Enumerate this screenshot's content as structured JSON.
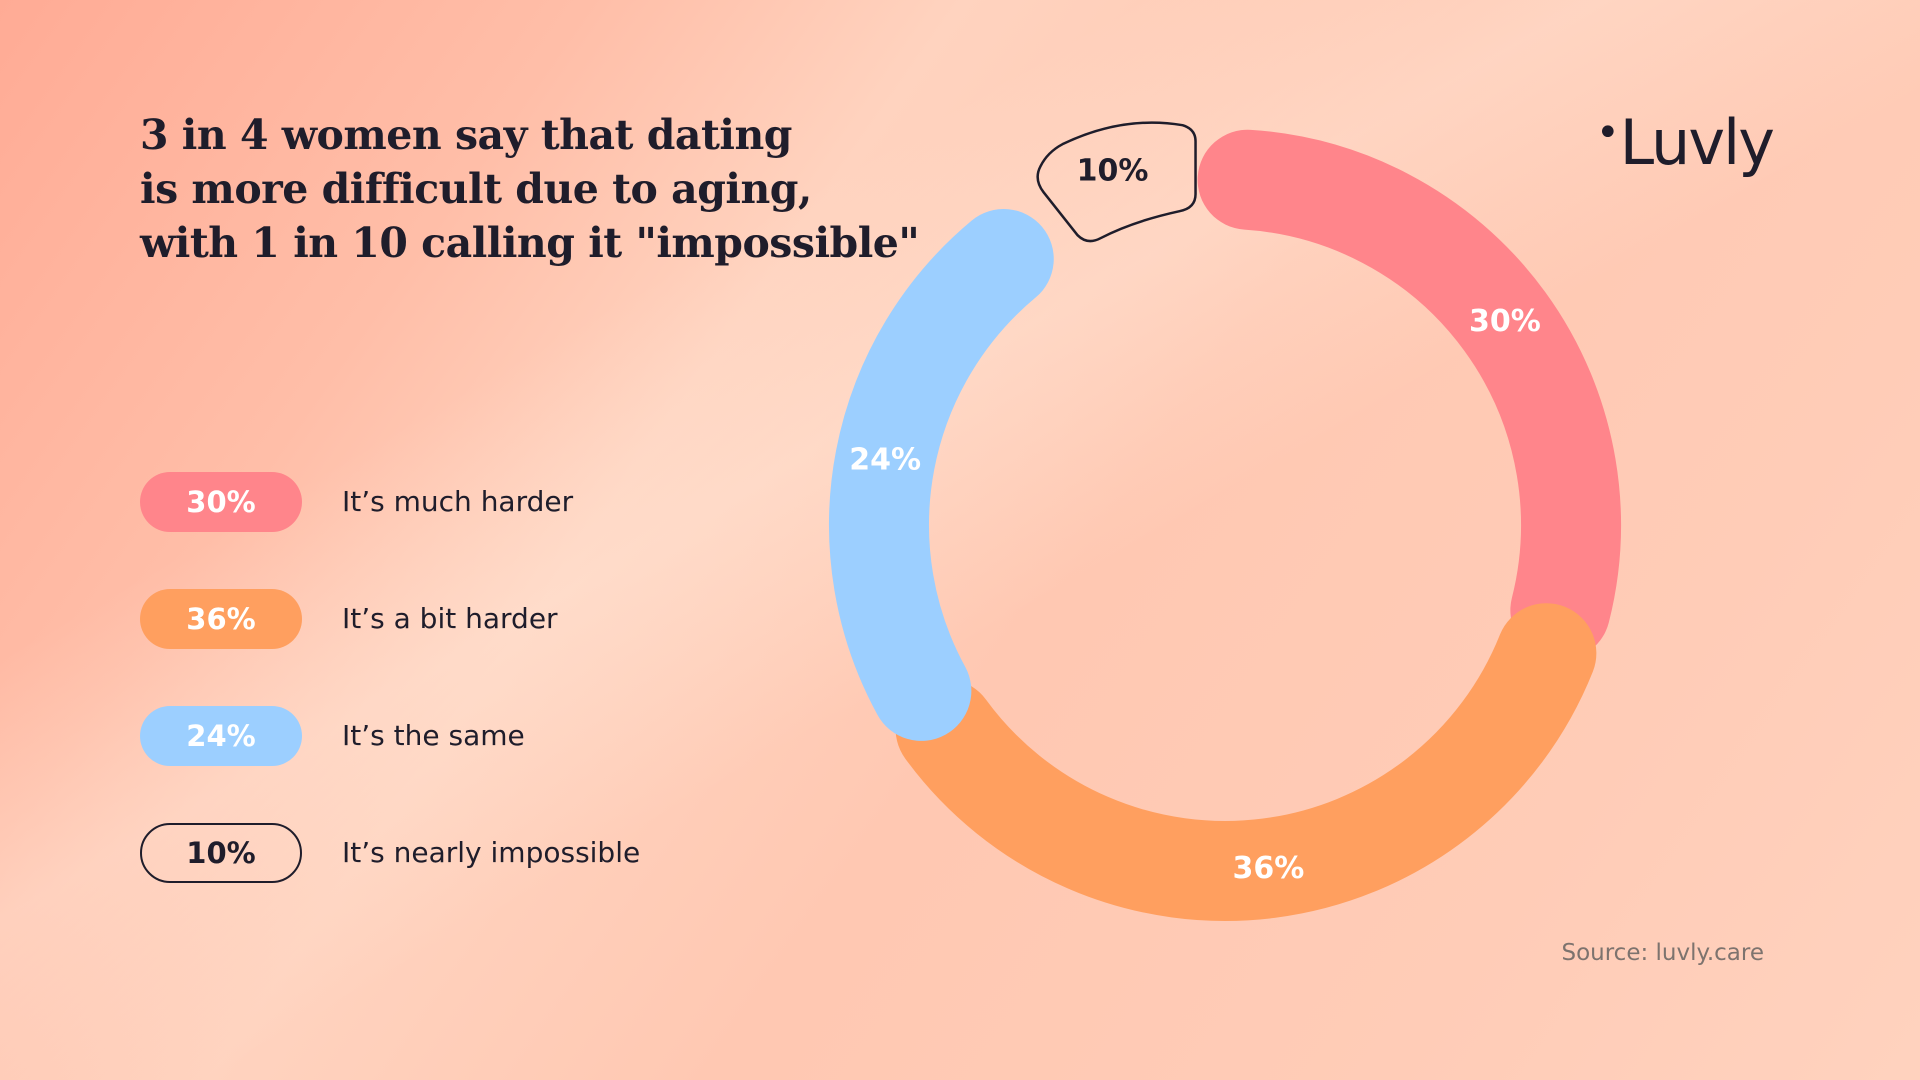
{
  "brand": {
    "logo_text": "Luvly",
    "logo_dot": "•"
  },
  "title_lines": [
    "3 in 4 women say that dating",
    "is more difficult due to aging,",
    "with 1 in 10 calling it \"impossible\""
  ],
  "source": "Source: luvly.care",
  "chart_data": {
    "type": "pie",
    "variant": "donut",
    "title": "3 in 4 women say that dating is more difficult due to aging, with 1 in 10 calling it \"impossible\"",
    "slices": [
      {
        "label": "It’s much harder",
        "value": 30,
        "display": "30%",
        "color": "#ff858b",
        "style": "filled"
      },
      {
        "label": "It’s a bit harder",
        "value": 36,
        "display": "36%",
        "color": "#ff9f5f",
        "style": "filled"
      },
      {
        "label": "It’s the same",
        "value": 24,
        "display": "24%",
        "color": "#9ccfff",
        "style": "filled"
      },
      {
        "label": "It’s nearly impossible",
        "value": 10,
        "display": "10%",
        "color": "#1f1d2b",
        "style": "outlined"
      }
    ],
    "legend": "left"
  }
}
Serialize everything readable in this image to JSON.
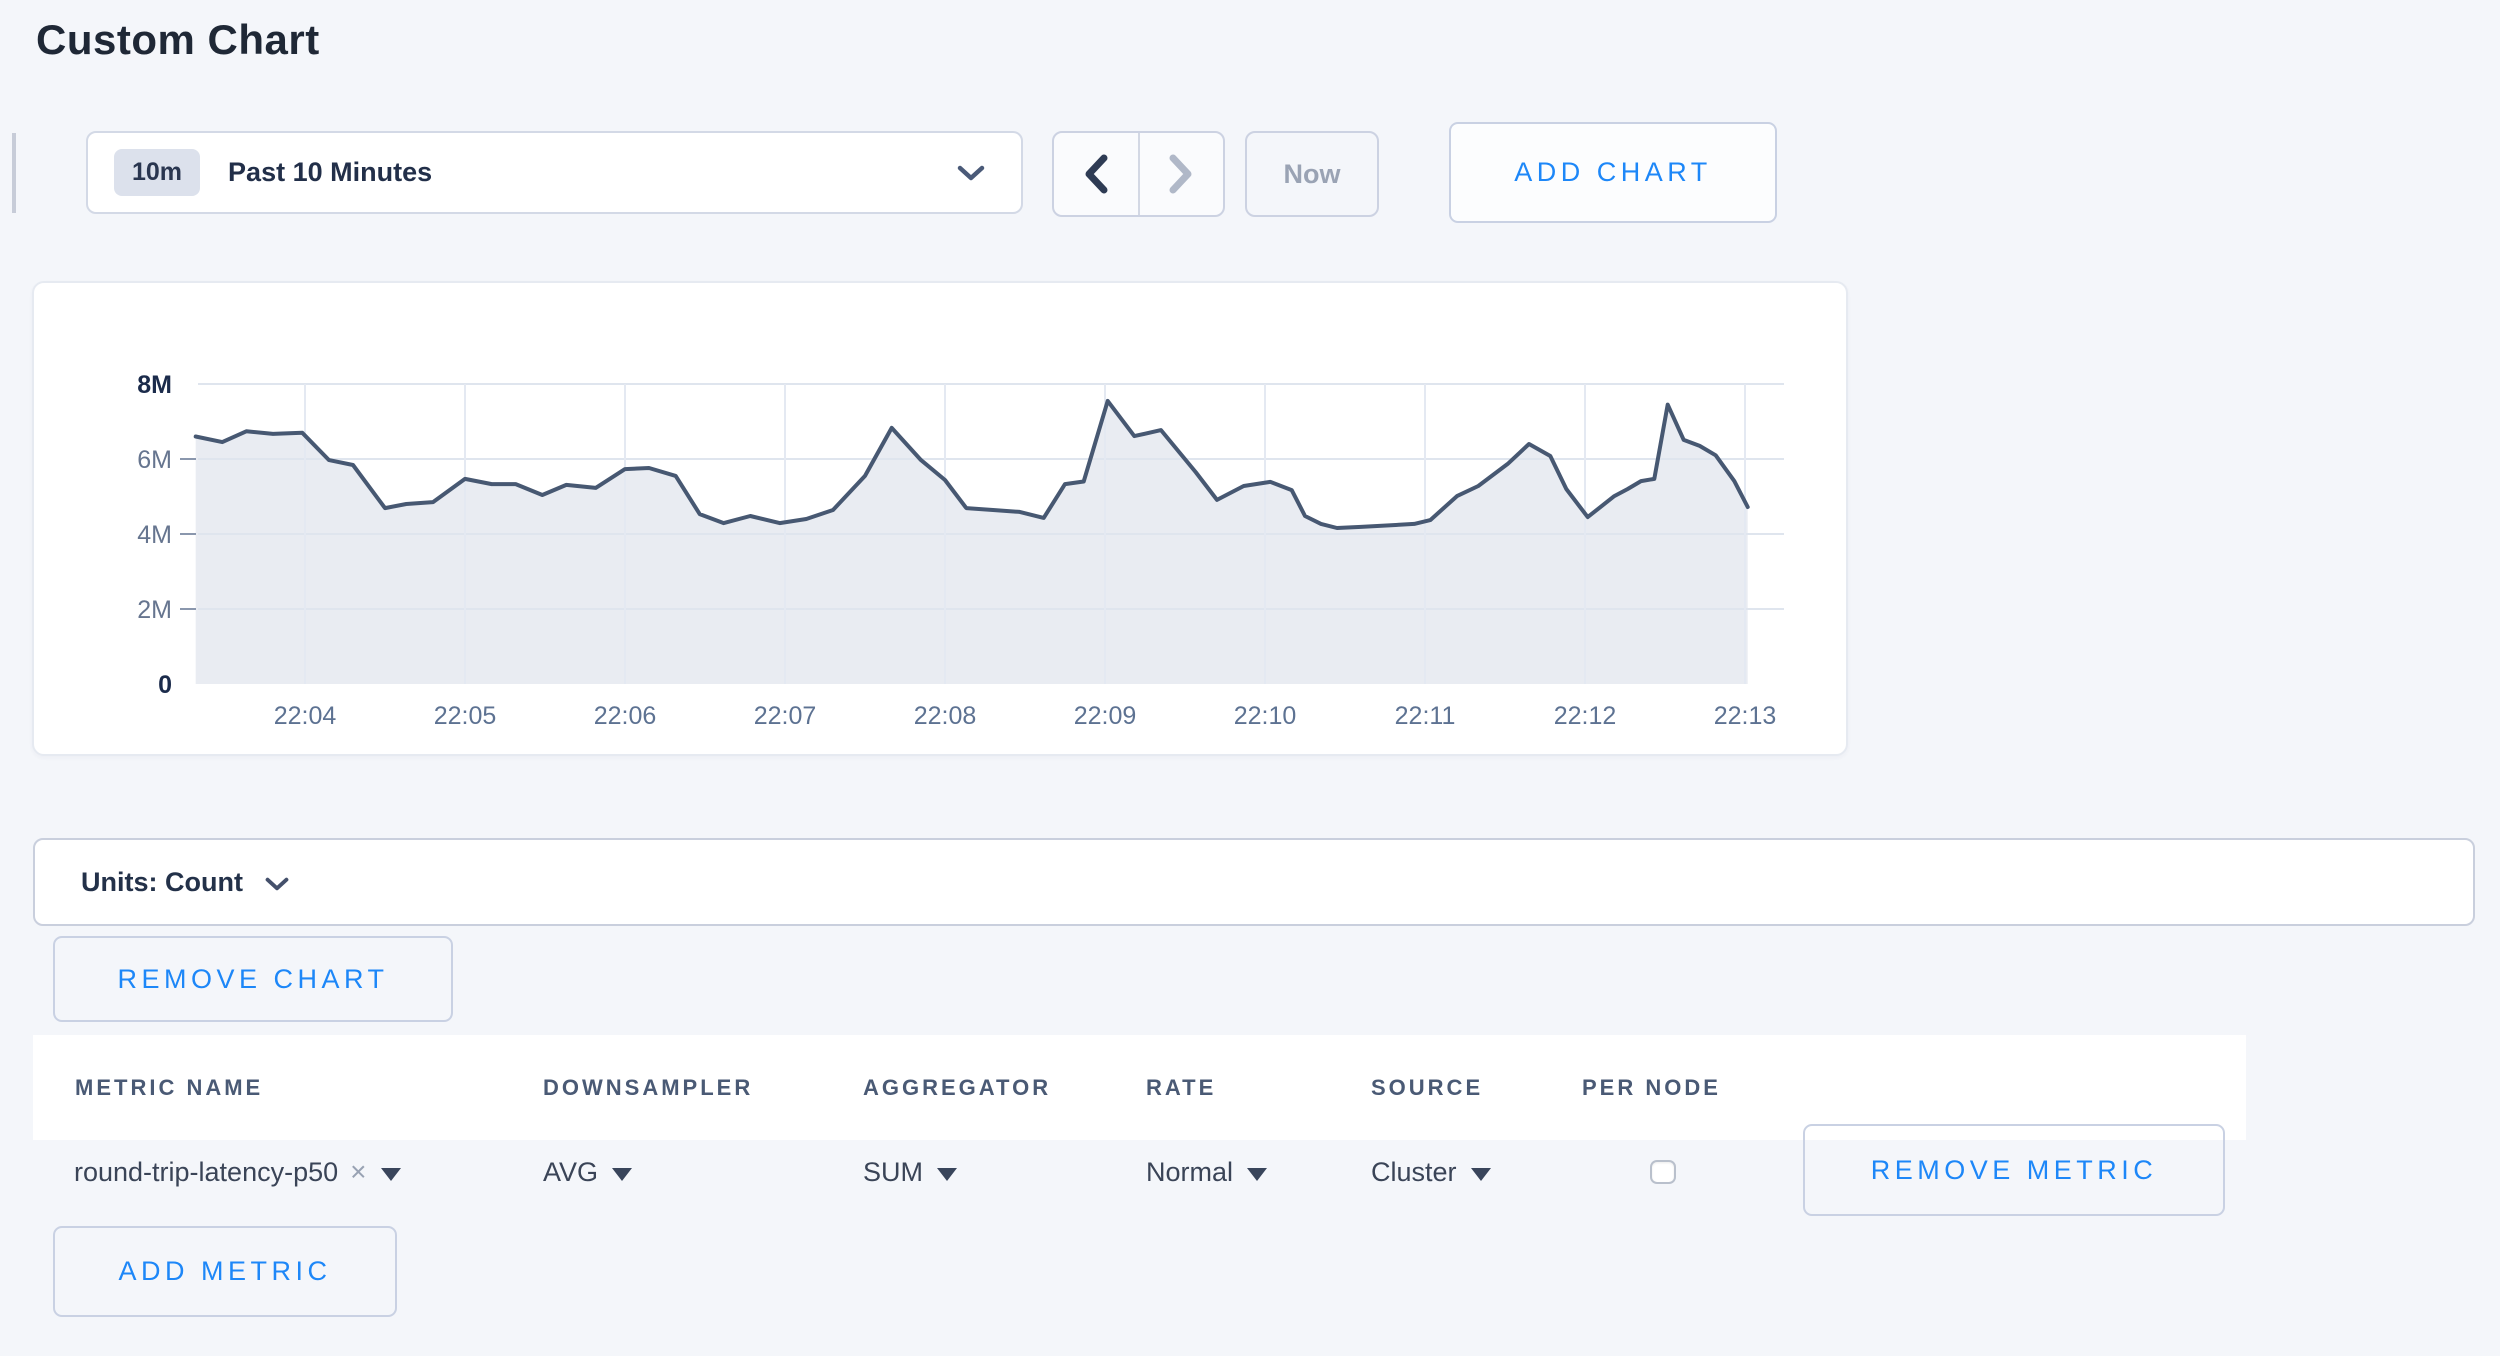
{
  "page": {
    "title": "Custom Chart",
    "background": "#f4f6fa"
  },
  "toolbar": {
    "time_range": {
      "badge": "10m",
      "label": "Past 10 Minutes"
    },
    "now_label": "Now",
    "add_chart_label": "ADD CHART"
  },
  "units": {
    "label": "Units: Count"
  },
  "buttons": {
    "remove_chart": "REMOVE CHART",
    "remove_metric": "REMOVE METRIC",
    "add_metric": "ADD METRIC"
  },
  "table": {
    "headers": [
      "METRIC NAME",
      "DOWNSAMPLER",
      "AGGREGATOR",
      "RATE",
      "SOURCE",
      "PER NODE"
    ],
    "row": {
      "metric_name": "round-trip-latency-p50",
      "clear_label": "×",
      "downsampler": "AVG",
      "aggregator": "SUM",
      "rate": "Normal",
      "source": "Cluster",
      "per_node_checked": false
    }
  },
  "chart_data": {
    "type": "area",
    "title": "",
    "x_ticks": [
      "22:04",
      "22:05",
      "22:06",
      "22:07",
      "22:08",
      "22:09",
      "22:10",
      "22:11",
      "22:12",
      "22:13"
    ],
    "y_ticks": [
      "0",
      "2M",
      "4M",
      "6M",
      "8M"
    ],
    "ylim": [
      0,
      8000000
    ],
    "y_unit": "count",
    "value_unit": "millions",
    "time_zero": "22:03:00",
    "grid": true,
    "legend": "none",
    "line_color": "#475872",
    "fill_color": "#e9ecf2",
    "points": [
      [
        19,
        6.6
      ],
      [
        29,
        6.45
      ],
      [
        38,
        6.74
      ],
      [
        48,
        6.67
      ],
      [
        59,
        6.7
      ],
      [
        69,
        5.97
      ],
      [
        78,
        5.84
      ],
      [
        90,
        4.69
      ],
      [
        98,
        4.8
      ],
      [
        108,
        4.85
      ],
      [
        120,
        5.47
      ],
      [
        130,
        5.33
      ],
      [
        139,
        5.33
      ],
      [
        149,
        5.04
      ],
      [
        158,
        5.31
      ],
      [
        169,
        5.23
      ],
      [
        180,
        5.73
      ],
      [
        189,
        5.76
      ],
      [
        199,
        5.55
      ],
      [
        208,
        4.53
      ],
      [
        217,
        4.29
      ],
      [
        227,
        4.48
      ],
      [
        238,
        4.29
      ],
      [
        248,
        4.4
      ],
      [
        258,
        4.64
      ],
      [
        270,
        5.55
      ],
      [
        280,
        6.83
      ],
      [
        291,
        5.97
      ],
      [
        300,
        5.44
      ],
      [
        308,
        4.69
      ],
      [
        318,
        4.64
      ],
      [
        328,
        4.59
      ],
      [
        337,
        4.43
      ],
      [
        345,
        5.33
      ],
      [
        352,
        5.4
      ],
      [
        361,
        7.55
      ],
      [
        371,
        6.61
      ],
      [
        381,
        6.77
      ],
      [
        394,
        5.65
      ],
      [
        402,
        4.91
      ],
      [
        412,
        5.28
      ],
      [
        422,
        5.39
      ],
      [
        430,
        5.17
      ],
      [
        435,
        4.48
      ],
      [
        441,
        4.27
      ],
      [
        447,
        4.16
      ],
      [
        456,
        4.19
      ],
      [
        476,
        4.27
      ],
      [
        482,
        4.37
      ],
      [
        492,
        5.01
      ],
      [
        500,
        5.28
      ],
      [
        511,
        5.87
      ],
      [
        519,
        6.4
      ],
      [
        527,
        6.08
      ],
      [
        533,
        5.2
      ],
      [
        541,
        4.45
      ],
      [
        551,
        5.01
      ],
      [
        556,
        5.2
      ],
      [
        561,
        5.41
      ],
      [
        566,
        5.47
      ],
      [
        571,
        7.45
      ],
      [
        577,
        6.51
      ],
      [
        583,
        6.35
      ],
      [
        589,
        6.1
      ],
      [
        596,
        5.41
      ],
      [
        601,
        4.72
      ]
    ]
  }
}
※
#### What is required
Identify the lines that contain the string "impossible", and copy every one of them.

#### Finished task
    "with 1 in 10 calling it \"impossible\""
    "title": "3 in 4 women say that dating is more difficult due to aging, with 1 in 10 calling it \"impossible\"",
        "label": "It’s nearly impossible",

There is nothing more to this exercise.